WORK TO DO – Drop the images; return everything else in the listing below exactly.

DATA –
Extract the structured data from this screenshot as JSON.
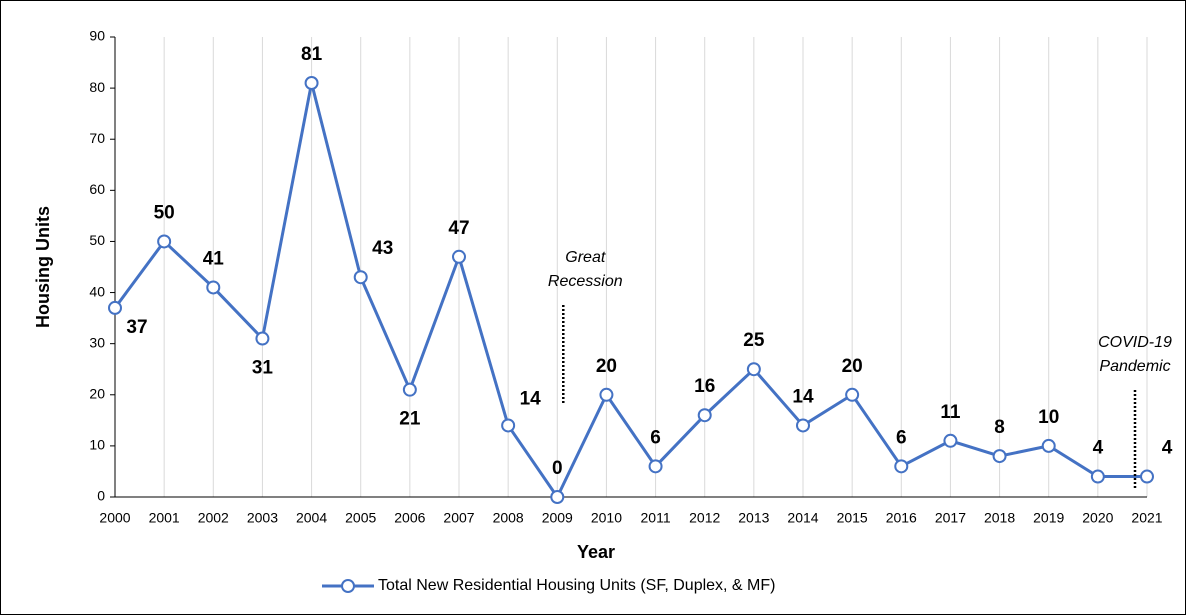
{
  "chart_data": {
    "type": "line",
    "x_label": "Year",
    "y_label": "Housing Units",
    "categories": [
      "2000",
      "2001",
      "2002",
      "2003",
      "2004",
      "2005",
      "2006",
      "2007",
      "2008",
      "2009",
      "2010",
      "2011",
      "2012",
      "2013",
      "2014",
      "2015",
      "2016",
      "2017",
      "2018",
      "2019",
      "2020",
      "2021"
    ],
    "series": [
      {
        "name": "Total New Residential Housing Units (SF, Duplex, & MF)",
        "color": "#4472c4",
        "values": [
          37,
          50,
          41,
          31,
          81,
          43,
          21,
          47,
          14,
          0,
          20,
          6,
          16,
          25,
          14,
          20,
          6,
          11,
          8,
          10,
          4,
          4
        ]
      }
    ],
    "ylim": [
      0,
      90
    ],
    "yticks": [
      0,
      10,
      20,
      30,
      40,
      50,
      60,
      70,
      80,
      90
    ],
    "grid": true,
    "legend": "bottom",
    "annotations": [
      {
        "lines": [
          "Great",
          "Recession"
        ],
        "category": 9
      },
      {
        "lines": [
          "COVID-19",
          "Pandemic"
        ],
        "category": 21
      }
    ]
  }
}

EXERCISE SOLUTION –
Extract the structured data from this screenshot as JSON.
{
  "chart_data": {
    "type": "line",
    "x_label": "Year",
    "y_label": "Housing Units",
    "categories": [
      "2000",
      "2001",
      "2002",
      "2003",
      "2004",
      "2005",
      "2006",
      "2007",
      "2008",
      "2009",
      "2010",
      "2011",
      "2012",
      "2013",
      "2014",
      "2015",
      "2016",
      "2017",
      "2018",
      "2019",
      "2020",
      "2021"
    ],
    "series": [
      {
        "name": "Total New Residential Housing Units (SF, Duplex, & MF)",
        "color": "#4472c4",
        "values": [
          37,
          50,
          41,
          31,
          81,
          43,
          21,
          47,
          14,
          0,
          20,
          6,
          16,
          25,
          14,
          20,
          6,
          11,
          8,
          10,
          4,
          4
        ]
      }
    ],
    "ylim": [
      0,
      90
    ],
    "yticks": [
      0,
      10,
      20,
      30,
      40,
      50,
      60,
      70,
      80,
      90
    ],
    "grid": true,
    "legend": "bottom",
    "annotations": [
      {
        "lines": [
          "Great",
          "Recession"
        ],
        "category": 9
      },
      {
        "lines": [
          "COVID-19",
          "Pandemic"
        ],
        "category": 21
      }
    ]
  }
}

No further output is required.